- PASSAGE PROVIDED:

•••

Dietary Protein, Aryl Hydrocarbon Hydroxylase and Chemical Carcinogenesis in Rats

Abstract

The relationships of dietary protein to changes in hepatic aryl hydrocarbon hydroxylase activity and 7,12 dimethylbenz(a)anthracene (DMBA) carcinogenesis were studied in female Sprague-Dawley rats. Isoenergetic casein based purified diets containing 7.5, 15, or 45% protein equivalent were fed for 4 weeks, at which time rats were killed for enzyme assays. Aryl hydrocarbon hydroxylase, an enzyme system which metabolizes polycyclic aromatic hydrocarbons such as DMBA, showed increased activity as dietary protein increased. The role of protein in the initiation phase of DMBA carcinogenesis was examined in rats fed 7.5, 15, and 45% protein for 4 weeks whereupon each rat received 2.0 mg of DMBA/100 g body weight in a single oral dose. Thereafter all rats were ad libitum fed the 15% protein diet for 25 additional weeks. The percentage of rats with tumors and the number of tumors per rat were lower as protein intake was increased prior to DMBA administration. The influence of protein on the promotion phase was examined by feeding the 15% protein diet to all rats prior to DMBA administration whereupon the rats were assigned to the three experimental diets for an additional 25 weeks. With this regimen, dietary protein concentration had no effect on tumor incidence or latency during the promotion phase. Our evidence supports the hypothesis that increasing dietary protein may decrease the concentration of potential carcinogenic DMBA metabolites reaching the mammary gland by stimulating the hepatic metabolism of DMBA.

•••

Structured page parsing data
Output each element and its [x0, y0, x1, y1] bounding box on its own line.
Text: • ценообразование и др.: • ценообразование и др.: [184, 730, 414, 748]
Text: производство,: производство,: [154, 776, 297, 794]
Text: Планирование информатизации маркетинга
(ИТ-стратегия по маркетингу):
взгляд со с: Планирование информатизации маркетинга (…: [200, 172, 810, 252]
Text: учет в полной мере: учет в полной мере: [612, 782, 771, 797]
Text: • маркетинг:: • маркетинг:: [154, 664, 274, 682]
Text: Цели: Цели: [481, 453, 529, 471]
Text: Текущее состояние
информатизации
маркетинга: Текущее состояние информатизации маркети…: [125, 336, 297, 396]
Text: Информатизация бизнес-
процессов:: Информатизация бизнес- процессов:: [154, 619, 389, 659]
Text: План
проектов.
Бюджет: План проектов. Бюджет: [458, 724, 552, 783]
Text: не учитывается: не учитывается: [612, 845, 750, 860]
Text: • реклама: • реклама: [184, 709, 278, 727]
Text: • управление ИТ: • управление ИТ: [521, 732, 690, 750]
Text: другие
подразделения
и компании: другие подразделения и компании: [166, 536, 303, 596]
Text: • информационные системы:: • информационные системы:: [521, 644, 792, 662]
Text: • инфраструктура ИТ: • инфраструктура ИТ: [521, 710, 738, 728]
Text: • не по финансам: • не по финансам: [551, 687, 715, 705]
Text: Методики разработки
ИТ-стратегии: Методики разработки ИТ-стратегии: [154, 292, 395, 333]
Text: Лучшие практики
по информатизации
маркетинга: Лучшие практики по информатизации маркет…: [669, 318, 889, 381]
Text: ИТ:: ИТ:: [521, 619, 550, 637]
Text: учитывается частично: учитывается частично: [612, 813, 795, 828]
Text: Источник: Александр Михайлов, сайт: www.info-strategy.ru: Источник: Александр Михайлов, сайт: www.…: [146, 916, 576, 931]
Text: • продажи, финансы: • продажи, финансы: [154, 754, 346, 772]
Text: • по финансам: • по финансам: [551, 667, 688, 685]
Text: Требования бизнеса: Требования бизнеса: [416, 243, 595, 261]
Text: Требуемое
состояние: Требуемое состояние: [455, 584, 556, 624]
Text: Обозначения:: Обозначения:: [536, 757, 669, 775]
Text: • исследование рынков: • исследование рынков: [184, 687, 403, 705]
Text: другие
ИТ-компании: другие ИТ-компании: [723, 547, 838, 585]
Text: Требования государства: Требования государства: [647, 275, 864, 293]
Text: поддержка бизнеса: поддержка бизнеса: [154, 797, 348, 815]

•••

According to the abstract on dietary protein and carcinogenesis in rats, what effect did dietary protein concentration have on tumor incidence or latency during the promotion phase?

It had no effect on tumor incidence or latency.